Provided information:

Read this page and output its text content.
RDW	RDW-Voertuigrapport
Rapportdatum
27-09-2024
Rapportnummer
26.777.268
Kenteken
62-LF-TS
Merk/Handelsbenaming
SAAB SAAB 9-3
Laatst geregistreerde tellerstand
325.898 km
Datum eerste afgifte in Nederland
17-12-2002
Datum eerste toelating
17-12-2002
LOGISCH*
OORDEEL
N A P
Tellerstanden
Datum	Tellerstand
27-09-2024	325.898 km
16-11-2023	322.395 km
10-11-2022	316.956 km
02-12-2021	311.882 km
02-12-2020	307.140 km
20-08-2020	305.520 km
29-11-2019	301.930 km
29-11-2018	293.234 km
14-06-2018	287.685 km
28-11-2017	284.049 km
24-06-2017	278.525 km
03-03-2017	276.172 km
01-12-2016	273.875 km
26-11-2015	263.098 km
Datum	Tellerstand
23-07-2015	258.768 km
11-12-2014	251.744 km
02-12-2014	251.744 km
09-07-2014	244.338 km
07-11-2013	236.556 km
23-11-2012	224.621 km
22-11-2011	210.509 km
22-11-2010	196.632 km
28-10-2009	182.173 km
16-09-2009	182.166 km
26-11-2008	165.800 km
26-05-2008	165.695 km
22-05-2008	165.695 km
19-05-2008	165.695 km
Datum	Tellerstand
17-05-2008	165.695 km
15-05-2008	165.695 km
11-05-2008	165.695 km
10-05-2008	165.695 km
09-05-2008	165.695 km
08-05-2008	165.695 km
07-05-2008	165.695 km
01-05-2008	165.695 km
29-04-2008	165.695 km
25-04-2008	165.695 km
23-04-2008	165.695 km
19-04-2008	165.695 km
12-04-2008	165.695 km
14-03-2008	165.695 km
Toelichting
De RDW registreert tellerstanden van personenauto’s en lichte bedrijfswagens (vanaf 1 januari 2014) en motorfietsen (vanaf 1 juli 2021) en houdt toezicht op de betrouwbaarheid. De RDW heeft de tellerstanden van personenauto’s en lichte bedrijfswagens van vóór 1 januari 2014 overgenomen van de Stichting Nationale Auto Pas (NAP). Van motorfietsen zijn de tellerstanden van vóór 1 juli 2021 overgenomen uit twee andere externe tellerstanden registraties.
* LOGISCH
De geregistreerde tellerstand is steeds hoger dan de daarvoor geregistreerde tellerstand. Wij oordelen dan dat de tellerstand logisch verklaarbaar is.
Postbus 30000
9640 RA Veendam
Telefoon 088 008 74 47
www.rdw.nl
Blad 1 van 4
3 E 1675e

Exercise instructions: Nothing should be missing: every line above must be reproduced exactly.

Solved exercise:
Read this page and output its text content.
RDW	RDW-Voertuigrapport
Rapportdatum
27-09-2024
Rapportnummer
26.777.268
Kenteken
62-LF-TS
Merk/Handelsbenaming
SAAB SAAB 9-3
Laatst geregistreerde tellerstand
325.898 km
Datum eerste afgifte in Nederland
17-12-2002
Datum eerste toelating
17-12-2002
LOGISCH*
OORDEEL
N A P
Tellerstanden
Datum	Tellerstand
27-09-2024	325.898 km
16-11-2023	322.395 km
10-11-2022	316.956 km
02-12-2021	311.882 km
02-12-2020	307.140 km
20-08-2020	305.520 km
29-11-2019	301.930 km
29-11-2018	293.234 km
14-06-2018	287.685 km
28-11-2017	284.049 km
24-06-2017	278.525 km
03-03-2017	276.172 km
01-12-2016	273.875 km
26-11-2015	263.098 km
Datum	Tellerstand
23-07-2015	258.768 km
11-12-2014	251.744 km
02-12-2014	251.744 km
09-07-2014	244.338 km
07-11-2013	236.556 km
23-11-2012	224.621 km
22-11-2011	210.509 km
22-11-2010	196.632 km
28-10-2009	182.173 km
16-09-2009	182.166 km
26-11-2008	165.800 km
26-05-2008	165.695 km
22-05-2008	165.695 km
19-05-2008	165.695 km
Datum	Tellerstand
17-05-2008	165.695 km
15-05-2008	165.695 km
11-05-2008	165.695 km
10-05-2008	165.695 km
09-05-2008	165.695 km
08-05-2008	165.695 km
07-05-2008	165.695 km
01-05-2008	165.695 km
29-04-2008	165.695 km
25-04-2008	165.695 km
23-04-2008	165.695 km
19-04-2008	165.695 km
12-04-2008	165.695 km
14-03-2008	165.695 km
Toelichting
De RDW registreert tellerstanden van personenauto’s en lichte bedrijfswagens (vanaf 1 januari 2014) en motorfietsen (vanaf 1 juli 2021) en houdt toezicht op de betrouwbaarheid. De RDW heeft de tellerstanden van personenauto’s en lichte bedrijfswagens van vóór 1 januari 2014 overgenomen van de Stichting Nationale Auto Pas (NAP). Van motorfietsen zijn de tellerstanden van vóór 1 juli 2021 overgenomen uit twee andere externe tellerstanden registraties.
* LOGISCH
De geregistreerde tellerstand is steeds hoger dan de daarvoor geregistreerde tellerstand. Wij oordelen dan dat de tellerstand logisch verklaarbaar is.
Postbus 30000
9640 RA Veendam
Telefoon 088 008 74 47
www.rdw.nl
Blad 1 van 4
3 E 1675e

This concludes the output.